[Records contained in a dataset]
---*---
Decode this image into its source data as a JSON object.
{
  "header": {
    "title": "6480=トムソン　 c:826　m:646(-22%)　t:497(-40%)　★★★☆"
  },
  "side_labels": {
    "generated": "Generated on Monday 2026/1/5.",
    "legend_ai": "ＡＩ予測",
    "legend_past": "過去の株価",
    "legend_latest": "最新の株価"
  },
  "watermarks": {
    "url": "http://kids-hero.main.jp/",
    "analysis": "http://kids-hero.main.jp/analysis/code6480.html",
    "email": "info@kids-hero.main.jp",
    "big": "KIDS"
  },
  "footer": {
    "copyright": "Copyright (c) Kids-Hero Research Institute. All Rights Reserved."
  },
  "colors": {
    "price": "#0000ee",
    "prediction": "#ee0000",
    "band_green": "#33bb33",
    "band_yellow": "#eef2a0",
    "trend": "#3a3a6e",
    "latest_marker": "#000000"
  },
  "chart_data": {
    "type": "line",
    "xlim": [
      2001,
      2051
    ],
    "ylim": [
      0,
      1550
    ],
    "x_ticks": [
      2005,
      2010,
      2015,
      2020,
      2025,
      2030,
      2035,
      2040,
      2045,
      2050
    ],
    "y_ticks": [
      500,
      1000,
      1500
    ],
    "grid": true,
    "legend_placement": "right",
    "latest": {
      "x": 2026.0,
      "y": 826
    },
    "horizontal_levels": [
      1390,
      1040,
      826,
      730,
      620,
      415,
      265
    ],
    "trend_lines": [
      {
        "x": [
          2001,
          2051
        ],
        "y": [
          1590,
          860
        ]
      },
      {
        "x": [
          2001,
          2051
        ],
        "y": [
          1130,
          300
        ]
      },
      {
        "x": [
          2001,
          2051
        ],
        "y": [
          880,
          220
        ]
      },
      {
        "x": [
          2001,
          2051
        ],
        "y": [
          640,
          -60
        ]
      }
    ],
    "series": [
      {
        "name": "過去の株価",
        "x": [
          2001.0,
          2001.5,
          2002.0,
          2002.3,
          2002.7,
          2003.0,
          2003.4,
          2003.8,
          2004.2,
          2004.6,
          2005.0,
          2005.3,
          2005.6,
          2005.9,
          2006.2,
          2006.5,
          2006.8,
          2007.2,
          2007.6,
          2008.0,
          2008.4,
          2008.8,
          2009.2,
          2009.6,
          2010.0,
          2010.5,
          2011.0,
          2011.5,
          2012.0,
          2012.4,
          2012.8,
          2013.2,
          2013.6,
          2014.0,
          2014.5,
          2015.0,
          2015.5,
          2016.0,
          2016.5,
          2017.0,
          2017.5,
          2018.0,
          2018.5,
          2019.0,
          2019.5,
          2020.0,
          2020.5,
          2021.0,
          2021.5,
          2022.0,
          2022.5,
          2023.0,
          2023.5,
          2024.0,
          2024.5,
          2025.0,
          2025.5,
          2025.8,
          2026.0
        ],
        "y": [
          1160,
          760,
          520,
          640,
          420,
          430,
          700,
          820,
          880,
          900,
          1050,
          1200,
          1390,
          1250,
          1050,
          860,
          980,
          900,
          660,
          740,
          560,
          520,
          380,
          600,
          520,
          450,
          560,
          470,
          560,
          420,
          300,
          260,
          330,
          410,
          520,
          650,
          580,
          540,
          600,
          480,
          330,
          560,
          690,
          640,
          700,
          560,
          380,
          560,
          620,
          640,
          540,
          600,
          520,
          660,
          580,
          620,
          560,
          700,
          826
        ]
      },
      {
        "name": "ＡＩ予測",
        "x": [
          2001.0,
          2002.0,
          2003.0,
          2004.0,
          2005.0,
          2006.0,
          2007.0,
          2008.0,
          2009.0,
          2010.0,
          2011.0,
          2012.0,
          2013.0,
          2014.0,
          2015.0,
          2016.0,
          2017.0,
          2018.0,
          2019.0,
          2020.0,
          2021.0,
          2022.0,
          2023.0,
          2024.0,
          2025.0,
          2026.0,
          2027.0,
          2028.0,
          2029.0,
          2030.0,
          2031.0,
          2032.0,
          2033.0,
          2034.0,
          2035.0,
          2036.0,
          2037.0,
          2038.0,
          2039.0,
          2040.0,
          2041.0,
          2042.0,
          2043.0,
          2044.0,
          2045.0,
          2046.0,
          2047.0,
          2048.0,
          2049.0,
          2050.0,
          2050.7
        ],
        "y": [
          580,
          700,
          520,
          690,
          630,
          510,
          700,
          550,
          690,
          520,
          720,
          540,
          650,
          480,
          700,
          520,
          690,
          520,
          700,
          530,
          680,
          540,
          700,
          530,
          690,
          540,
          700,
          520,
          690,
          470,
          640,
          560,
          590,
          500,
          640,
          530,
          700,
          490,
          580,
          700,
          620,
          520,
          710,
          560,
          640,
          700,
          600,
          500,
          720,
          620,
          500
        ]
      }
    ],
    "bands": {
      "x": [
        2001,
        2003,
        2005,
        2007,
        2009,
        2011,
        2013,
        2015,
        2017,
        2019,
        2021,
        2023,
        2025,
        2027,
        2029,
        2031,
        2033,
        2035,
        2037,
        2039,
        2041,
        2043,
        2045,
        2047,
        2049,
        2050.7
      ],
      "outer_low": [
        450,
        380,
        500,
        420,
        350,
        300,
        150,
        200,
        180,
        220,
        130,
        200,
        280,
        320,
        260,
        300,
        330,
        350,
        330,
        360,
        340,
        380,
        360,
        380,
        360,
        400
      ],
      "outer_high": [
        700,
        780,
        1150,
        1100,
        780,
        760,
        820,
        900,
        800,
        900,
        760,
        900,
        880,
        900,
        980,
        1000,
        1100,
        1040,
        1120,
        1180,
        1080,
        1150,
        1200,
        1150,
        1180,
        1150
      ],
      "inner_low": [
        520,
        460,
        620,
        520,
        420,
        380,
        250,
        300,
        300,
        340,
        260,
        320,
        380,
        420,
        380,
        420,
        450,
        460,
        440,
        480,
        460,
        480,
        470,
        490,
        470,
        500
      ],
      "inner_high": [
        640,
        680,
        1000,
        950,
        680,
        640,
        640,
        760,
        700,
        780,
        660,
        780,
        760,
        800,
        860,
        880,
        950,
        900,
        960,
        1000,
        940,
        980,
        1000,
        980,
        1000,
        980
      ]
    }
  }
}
---*---
▶ The exercise: Faithfully reproduce all of the records, character for character.

▶ Output for this task:
Decode this image into its source data as a JSON object.
{
  "header": {
    "title": "6480=トムソン　 c:826　m:646(-22%)　t:497(-40%)　★★★☆"
  },
  "side_labels": {
    "generated": "Generated on Monday 2026/1/5.",
    "legend_ai": "ＡＩ予測",
    "legend_past": "過去の株価",
    "legend_latest": "最新の株価"
  },
  "watermarks": {
    "url": "http://kids-hero.main.jp/",
    "analysis": "http://kids-hero.main.jp/analysis/code6480.html",
    "email": "info@kids-hero.main.jp",
    "big": "KIDS"
  },
  "footer": {
    "copyright": "Copyright (c) Kids-Hero Research Institute. All Rights Reserved."
  },
  "colors": {
    "price": "#0000ee",
    "prediction": "#ee0000",
    "band_green": "#33bb33",
    "band_yellow": "#eef2a0",
    "trend": "#3a3a6e",
    "latest_marker": "#000000"
  },
  "chart_data": {
    "type": "line",
    "xlim": [
      2001,
      2051
    ],
    "ylim": [
      0,
      1550
    ],
    "x_ticks": [
      2005,
      2010,
      2015,
      2020,
      2025,
      2030,
      2035,
      2040,
      2045,
      2050
    ],
    "y_ticks": [
      500,
      1000,
      1500
    ],
    "grid": true,
    "legend_placement": "right",
    "latest": {
      "x": 2026.0,
      "y": 826
    },
    "horizontal_levels": [
      1390,
      1040,
      826,
      730,
      620,
      415,
      265
    ],
    "trend_lines": [
      {
        "x": [
          2001,
          2051
        ],
        "y": [
          1590,
          860
        ]
      },
      {
        "x": [
          2001,
          2051
        ],
        "y": [
          1130,
          300
        ]
      },
      {
        "x": [
          2001,
          2051
        ],
        "y": [
          880,
          220
        ]
      },
      {
        "x": [
          2001,
          2051
        ],
        "y": [
          640,
          -60
        ]
      }
    ],
    "series": [
      {
        "name": "過去の株価",
        "x": [
          2001.0,
          2001.5,
          2002.0,
          2002.3,
          2002.7,
          2003.0,
          2003.4,
          2003.8,
          2004.2,
          2004.6,
          2005.0,
          2005.3,
          2005.6,
          2005.9,
          2006.2,
          2006.5,
          2006.8,
          2007.2,
          2007.6,
          2008.0,
          2008.4,
          2008.8,
          2009.2,
          2009.6,
          2010.0,
          2010.5,
          2011.0,
          2011.5,
          2012.0,
          2012.4,
          2012.8,
          2013.2,
          2013.6,
          2014.0,
          2014.5,
          2015.0,
          2015.5,
          2016.0,
          2016.5,
          2017.0,
          2017.5,
          2018.0,
          2018.5,
          2019.0,
          2019.5,
          2020.0,
          2020.5,
          2021.0,
          2021.5,
          2022.0,
          2022.5,
          2023.0,
          2023.5,
          2024.0,
          2024.5,
          2025.0,
          2025.5,
          2025.8,
          2026.0
        ],
        "y": [
          1160,
          760,
          520,
          640,
          420,
          430,
          700,
          820,
          880,
          900,
          1050,
          1200,
          1390,
          1250,
          1050,
          860,
          980,
          900,
          660,
          740,
          560,
          520,
          380,
          600,
          520,
          450,
          560,
          470,
          560,
          420,
          300,
          260,
          330,
          410,
          520,
          650,
          580,
          540,
          600,
          480,
          330,
          560,
          690,
          640,
          700,
          560,
          380,
          560,
          620,
          640,
          540,
          600,
          520,
          660,
          580,
          620,
          560,
          700,
          826
        ]
      },
      {
        "name": "ＡＩ予測",
        "x": [
          2001.0,
          2002.0,
          2003.0,
          2004.0,
          2005.0,
          2006.0,
          2007.0,
          2008.0,
          2009.0,
          2010.0,
          2011.0,
          2012.0,
          2013.0,
          2014.0,
          2015.0,
          2016.0,
          2017.0,
          2018.0,
          2019.0,
          2020.0,
          2021.0,
          2022.0,
          2023.0,
          2024.0,
          2025.0,
          2026.0,
          2027.0,
          2028.0,
          2029.0,
          2030.0,
          2031.0,
          2032.0,
          2033.0,
          2034.0,
          2035.0,
          2036.0,
          2037.0,
          2038.0,
          2039.0,
          2040.0,
          2041.0,
          2042.0,
          2043.0,
          2044.0,
          2045.0,
          2046.0,
          2047.0,
          2048.0,
          2049.0,
          2050.0,
          2050.7
        ],
        "y": [
          580,
          700,
          520,
          690,
          630,
          510,
          700,
          550,
          690,
          520,
          720,
          540,
          650,
          480,
          700,
          520,
          690,
          520,
          700,
          530,
          680,
          540,
          700,
          530,
          690,
          540,
          700,
          520,
          690,
          470,
          640,
          560,
          590,
          500,
          640,
          530,
          700,
          490,
          580,
          700,
          620,
          520,
          710,
          560,
          640,
          700,
          600,
          500,
          720,
          620,
          500
        ]
      }
    ],
    "bands": {
      "x": [
        2001,
        2003,
        2005,
        2007,
        2009,
        2011,
        2013,
        2015,
        2017,
        2019,
        2021,
        2023,
        2025,
        2027,
        2029,
        2031,
        2033,
        2035,
        2037,
        2039,
        2041,
        2043,
        2045,
        2047,
        2049,
        2050.7
      ],
      "outer_low": [
        450,
        380,
        500,
        420,
        350,
        300,
        150,
        200,
        180,
        220,
        130,
        200,
        280,
        320,
        260,
        300,
        330,
        350,
        330,
        360,
        340,
        380,
        360,
        380,
        360,
        400
      ],
      "outer_high": [
        700,
        780,
        1150,
        1100,
        780,
        760,
        820,
        900,
        800,
        900,
        760,
        900,
        880,
        900,
        980,
        1000,
        1100,
        1040,
        1120,
        1180,
        1080,
        1150,
        1200,
        1150,
        1180,
        1150
      ],
      "inner_low": [
        520,
        460,
        620,
        520,
        420,
        380,
        250,
        300,
        300,
        340,
        260,
        320,
        380,
        420,
        380,
        420,
        450,
        460,
        440,
        480,
        460,
        480,
        470,
        490,
        470,
        500
      ],
      "inner_high": [
        640,
        680,
        1000,
        950,
        680,
        640,
        640,
        760,
        700,
        780,
        660,
        780,
        760,
        800,
        860,
        880,
        950,
        900,
        960,
        1000,
        940,
        980,
        1000,
        980,
        1000,
        980
      ]
    }
  }
}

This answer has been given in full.